Instructions to follow – Pull out every line below holding the word "name".

Figure dataset records
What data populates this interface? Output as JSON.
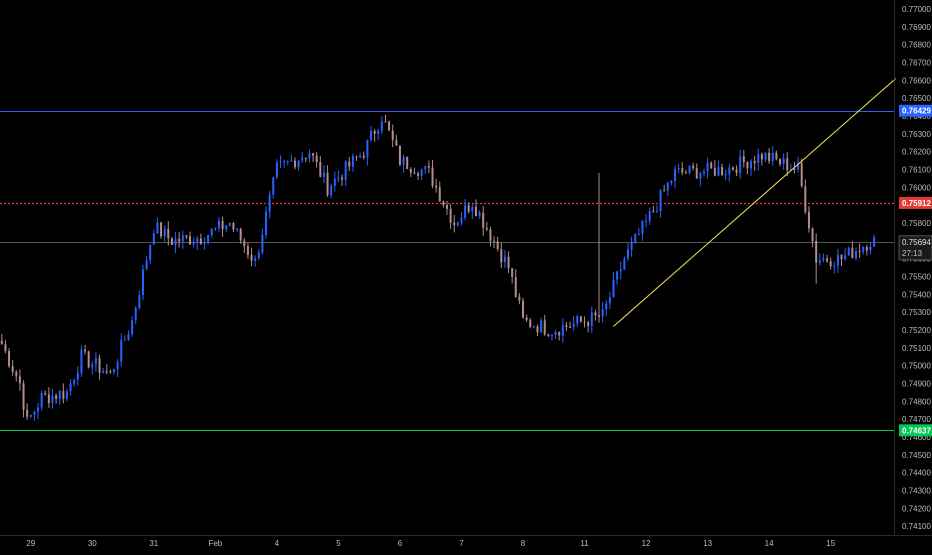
{
  "chart_data": {
    "type": "candlestick",
    "title": "",
    "xlabel": "",
    "ylabel": "",
    "grid": false,
    "ylim": [
      0.7405,
      0.7705
    ],
    "y_ticks": [
      "0.77000",
      "0.76900",
      "0.76800",
      "0.76700",
      "0.76600",
      "0.76500",
      "0.76400",
      "0.76300",
      "0.76200",
      "0.76100",
      "0.76000",
      "0.75900",
      "0.75800",
      "0.75700",
      "0.75600",
      "0.75500",
      "0.75400",
      "0.75300",
      "0.75200",
      "0.75100",
      "0.75000",
      "0.74900",
      "0.74800",
      "0.74700",
      "0.74600",
      "0.74500",
      "0.74400",
      "0.74300",
      "0.74200",
      "0.74100"
    ],
    "x_ticks": [
      "29",
      "30",
      "31",
      "Feb",
      "4",
      "5",
      "6",
      "7",
      "8",
      "11",
      "12",
      "13",
      "14",
      "15"
    ],
    "x_tick_index": [
      8,
      25,
      42,
      59,
      76,
      93,
      110,
      127,
      144,
      161,
      178,
      195,
      212,
      229
    ],
    "n_bars": 242,
    "anchors": [
      [
        0,
        0.7512
      ],
      [
        5,
        0.749
      ],
      [
        7,
        0.7468
      ],
      [
        11,
        0.7482
      ],
      [
        18,
        0.7485
      ],
      [
        22,
        0.7505
      ],
      [
        30,
        0.7495
      ],
      [
        36,
        0.7525
      ],
      [
        42,
        0.7578
      ],
      [
        47,
        0.757
      ],
      [
        55,
        0.7572
      ],
      [
        63,
        0.758
      ],
      [
        70,
        0.7558
      ],
      [
        76,
        0.761
      ],
      [
        85,
        0.762
      ],
      [
        90,
        0.76
      ],
      [
        100,
        0.762
      ],
      [
        105,
        0.764
      ],
      [
        110,
        0.7615
      ],
      [
        118,
        0.7608
      ],
      [
        125,
        0.758
      ],
      [
        130,
        0.7592
      ],
      [
        140,
        0.7555
      ],
      [
        144,
        0.7525
      ],
      [
        152,
        0.752
      ],
      [
        161,
        0.7525
      ],
      [
        166,
        0.7528
      ],
      [
        172,
        0.756
      ],
      [
        178,
        0.758
      ],
      [
        186,
        0.7608
      ],
      [
        200,
        0.761
      ],
      [
        210,
        0.7618
      ],
      [
        220,
        0.761
      ],
      [
        225,
        0.756
      ],
      [
        232,
        0.756
      ],
      [
        240,
        0.757
      ]
    ],
    "horizontal_lines": [
      {
        "name": "resistance-level",
        "price": 0.76429,
        "label": "0.76429",
        "color": "#2962ff",
        "style": "solid"
      },
      {
        "name": "pivot-level",
        "price": 0.75912,
        "label": "0.75912",
        "color": "#e53935",
        "style": "dotted"
      },
      {
        "name": "reference-level",
        "price": 0.75694,
        "label": "",
        "color": "#555555",
        "style": "solid"
      },
      {
        "name": "support-level",
        "price": 0.74637,
        "label": "0.74637",
        "color": "#00c853",
        "style": "solid"
      }
    ],
    "current_price": {
      "value": "0.75694",
      "countdown": "27:13"
    },
    "trendline": {
      "from": [
        169,
        0.7522
      ],
      "to": [
        247,
        0.7661
      ],
      "color": "#f2e35c"
    },
    "colors": {
      "up": "#2962ff",
      "down": "#b38d8a",
      "background": "#000000",
      "axis_text": "#bdbdbd"
    }
  }
}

Answer to the task –
        "name": "resistance-level",
        "name": "pivot-level",
        "name": "reference-level",
        "name": "support-level",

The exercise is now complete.